_TASK DESCRIPTION_:
The entries below are to be written out again without alteration.

_DATA EXCERPTS_:

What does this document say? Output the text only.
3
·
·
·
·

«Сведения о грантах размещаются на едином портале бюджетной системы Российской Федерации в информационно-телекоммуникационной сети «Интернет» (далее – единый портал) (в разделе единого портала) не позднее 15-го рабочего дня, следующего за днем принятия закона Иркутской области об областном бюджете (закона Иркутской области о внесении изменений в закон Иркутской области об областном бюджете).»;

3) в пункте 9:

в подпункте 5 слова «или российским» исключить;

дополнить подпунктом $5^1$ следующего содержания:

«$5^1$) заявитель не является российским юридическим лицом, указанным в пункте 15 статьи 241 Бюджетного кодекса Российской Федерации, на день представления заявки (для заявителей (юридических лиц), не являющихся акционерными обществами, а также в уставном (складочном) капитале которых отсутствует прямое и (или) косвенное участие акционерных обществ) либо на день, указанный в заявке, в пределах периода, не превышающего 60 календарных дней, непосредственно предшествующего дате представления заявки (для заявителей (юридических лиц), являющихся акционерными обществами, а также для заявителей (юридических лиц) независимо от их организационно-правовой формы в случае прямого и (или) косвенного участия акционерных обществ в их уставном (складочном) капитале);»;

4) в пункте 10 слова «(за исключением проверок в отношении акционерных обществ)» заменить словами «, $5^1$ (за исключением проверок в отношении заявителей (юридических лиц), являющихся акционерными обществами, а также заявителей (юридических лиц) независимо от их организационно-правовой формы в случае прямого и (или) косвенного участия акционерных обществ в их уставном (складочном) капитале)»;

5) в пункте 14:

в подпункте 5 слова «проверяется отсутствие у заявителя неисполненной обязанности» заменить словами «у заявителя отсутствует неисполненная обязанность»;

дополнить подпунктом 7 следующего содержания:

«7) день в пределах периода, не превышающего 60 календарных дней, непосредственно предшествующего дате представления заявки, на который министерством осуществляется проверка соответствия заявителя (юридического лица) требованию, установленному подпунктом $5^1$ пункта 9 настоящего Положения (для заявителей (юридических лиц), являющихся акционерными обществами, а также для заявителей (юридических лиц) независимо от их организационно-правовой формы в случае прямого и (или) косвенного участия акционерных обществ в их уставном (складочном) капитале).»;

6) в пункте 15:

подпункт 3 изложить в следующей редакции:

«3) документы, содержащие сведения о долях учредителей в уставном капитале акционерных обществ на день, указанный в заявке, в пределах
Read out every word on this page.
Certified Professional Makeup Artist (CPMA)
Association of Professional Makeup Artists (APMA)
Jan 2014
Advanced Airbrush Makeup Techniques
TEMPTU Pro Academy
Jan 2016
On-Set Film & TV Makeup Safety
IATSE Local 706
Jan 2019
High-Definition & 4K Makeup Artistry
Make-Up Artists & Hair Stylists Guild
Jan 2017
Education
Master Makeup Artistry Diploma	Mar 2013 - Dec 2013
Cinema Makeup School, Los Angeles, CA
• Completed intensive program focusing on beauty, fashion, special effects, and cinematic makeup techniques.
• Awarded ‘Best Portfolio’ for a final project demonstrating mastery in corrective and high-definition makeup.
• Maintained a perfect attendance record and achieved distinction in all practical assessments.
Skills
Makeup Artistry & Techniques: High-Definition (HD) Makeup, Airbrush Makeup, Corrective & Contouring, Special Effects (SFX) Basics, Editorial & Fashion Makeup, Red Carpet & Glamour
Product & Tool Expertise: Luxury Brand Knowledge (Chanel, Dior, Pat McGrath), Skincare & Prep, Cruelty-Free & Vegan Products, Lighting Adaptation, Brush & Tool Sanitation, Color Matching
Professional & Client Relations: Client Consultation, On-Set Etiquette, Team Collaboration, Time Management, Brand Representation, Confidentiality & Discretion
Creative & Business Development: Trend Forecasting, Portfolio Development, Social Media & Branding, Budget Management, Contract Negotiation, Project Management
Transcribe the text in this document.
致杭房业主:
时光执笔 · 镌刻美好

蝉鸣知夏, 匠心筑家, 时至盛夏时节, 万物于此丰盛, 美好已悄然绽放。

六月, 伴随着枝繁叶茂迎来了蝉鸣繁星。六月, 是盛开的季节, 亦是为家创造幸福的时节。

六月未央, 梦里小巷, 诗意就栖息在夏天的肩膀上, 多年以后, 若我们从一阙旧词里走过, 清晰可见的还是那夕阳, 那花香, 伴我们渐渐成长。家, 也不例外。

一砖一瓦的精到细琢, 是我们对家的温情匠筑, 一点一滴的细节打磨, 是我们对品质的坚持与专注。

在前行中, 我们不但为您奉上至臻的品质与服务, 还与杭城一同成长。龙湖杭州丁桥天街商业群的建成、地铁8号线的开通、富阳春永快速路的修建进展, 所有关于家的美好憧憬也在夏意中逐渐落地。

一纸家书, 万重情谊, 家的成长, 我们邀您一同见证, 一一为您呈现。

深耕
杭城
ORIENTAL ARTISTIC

_EXPECTED OUTPUT_:
What does this document say? Output the text only.
3
·
·
·
·

«Сведения о грантах размещаются на едином портале бюджетной системы Российской Федерации в информационно-телекоммуникационной сети «Интернет» (далее – единый портал) (в разделе единого портала) не позднее 15-го рабочего дня, следующего за днем принятия закона Иркутской области об областном бюджете (закона Иркутской области о внесении изменений в закон Иркутской области об областном бюджете).»;

3) в пункте 9:

в подпункте 5 слова «или российским» исключить;

дополнить подпунктом $5^1$ следующего содержания:

«$5^1$) заявитель не является российским юридическим лицом, указанным в пункте 15 статьи 241 Бюджетного кодекса Российской Федерации, на день представления заявки (для заявителей (юридических лиц), не являющихся акционерными обществами, а также в уставном (складочном) капитале которых отсутствует прямое и (или) косвенное участие акционерных обществ) либо на день, указанный в заявке, в пределах периода, не превышающего 60 календарных дней, непосредственно предшествующего дате представления заявки (для заявителей (юридических лиц), являющихся акционерными обществами, а также для заявителей (юридических лиц) независимо от их организационно-правовой формы в случае прямого и (или) косвенного участия акционерных обществ в их уставном (складочном) капитале);»;

4) в пункте 10 слова «(за исключением проверок в отношении акционерных обществ)» заменить словами «, $5^1$ (за исключением проверок в отношении заявителей (юридических лиц), являющихся акционерными обществами, а также заявителей (юридических лиц) независимо от их организационно-правовой формы в случае прямого и (или) косвенного участия акционерных обществ в их уставном (складочном) капитале)»;

5) в пункте 14:

в подпункте 5 слова «проверяется отсутствие у заявителя неисполненной обязанности» заменить словами «у заявителя отсутствует неисполненная обязанность»;

дополнить подпунктом 7 следующего содержания:

«7) день в пределах периода, не превышающего 60 календарных дней, непосредственно предшествующего дате представления заявки, на который министерством осуществляется проверка соответствия заявителя (юридического лица) требованию, установленному подпунктом $5^1$ пункта 9 настоящего Положения (для заявителей (юридических лиц), являющихся акционерными обществами, а также для заявителей (юридических лиц) независимо от их организационно-правовой формы в случае прямого и (или) косвенного участия акционерных обществ в их уставном (складочном) капитале).»;

6) в пункте 15:

подпункт 3 изложить в следующей редакции:

«3) документы, содержащие сведения о долях учредителей в уставном капитале акционерных обществ на день, указанный в заявке, в пределах
Read out every word on this page.
Certified Professional Makeup Artist (CPMA)
Association of Professional Makeup Artists (APMA)
Jan 2014
Advanced Airbrush Makeup Techniques
TEMPTU Pro Academy
Jan 2016
On-Set Film & TV Makeup Safety
IATSE Local 706
Jan 2019
High-Definition & 4K Makeup Artistry
Make-Up Artists & Hair Stylists Guild
Jan 2017
Education
Master Makeup Artistry Diploma	Mar 2013 - Dec 2013
Cinema Makeup School, Los Angeles, CA
• Completed intensive program focusing on beauty, fashion, special effects, and cinematic makeup techniques.
• Awarded ‘Best Portfolio’ for a final project demonstrating mastery in corrective and high-definition makeup.
• Maintained a perfect attendance record and achieved distinction in all practical assessments.
Skills
Makeup Artistry & Techniques: High-Definition (HD) Makeup, Airbrush Makeup, Corrective & Contouring, Special Effects (SFX) Basics, Editorial & Fashion Makeup, Red Carpet & Glamour
Product & Tool Expertise: Luxury Brand Knowledge (Chanel, Dior, Pat McGrath), Skincare & Prep, Cruelty-Free & Vegan Products, Lighting Adaptation, Brush & Tool Sanitation, Color Matching
Professional & Client Relations: Client Consultation, On-Set Etiquette, Team Collaboration, Time Management, Brand Representation, Confidentiality & Discretion
Creative & Business Development: Trend Forecasting, Portfolio Development, Social Media & Branding, Budget Management, Contract Negotiation, Project Management
Transcribe the text in this document.
致杭房业主:
时光执笔 · 镌刻美好

蝉鸣知夏, 匠心筑家, 时至盛夏时节, 万物于此丰盛, 美好已悄然绽放。

六月, 伴随着枝繁叶茂迎来了蝉鸣繁星。六月, 是盛开的季节, 亦是为家创造幸福的时节。

六月未央, 梦里小巷, 诗意就栖息在夏天的肩膀上, 多年以后, 若我们从一阙旧词里走过, 清晰可见的还是那夕阳, 那花香, 伴我们渐渐成长。家, 也不例外。

一砖一瓦的精到细琢, 是我们对家的温情匠筑, 一点一滴的细节打磨, 是我们对品质的坚持与专注。

在前行中, 我们不但为您奉上至臻的品质与服务, 还与杭城一同成长。龙湖杭州丁桥天街商业群的建成、地铁8号线的开通、富阳春永快速路的修建进展, 所有关于家的美好憧憬也在夏意中逐渐落地。

一纸家书, 万重情谊, 家的成长, 我们邀您一同见证, 一一为您呈现。

深耕
杭城
ORIENTAL ARTISTIC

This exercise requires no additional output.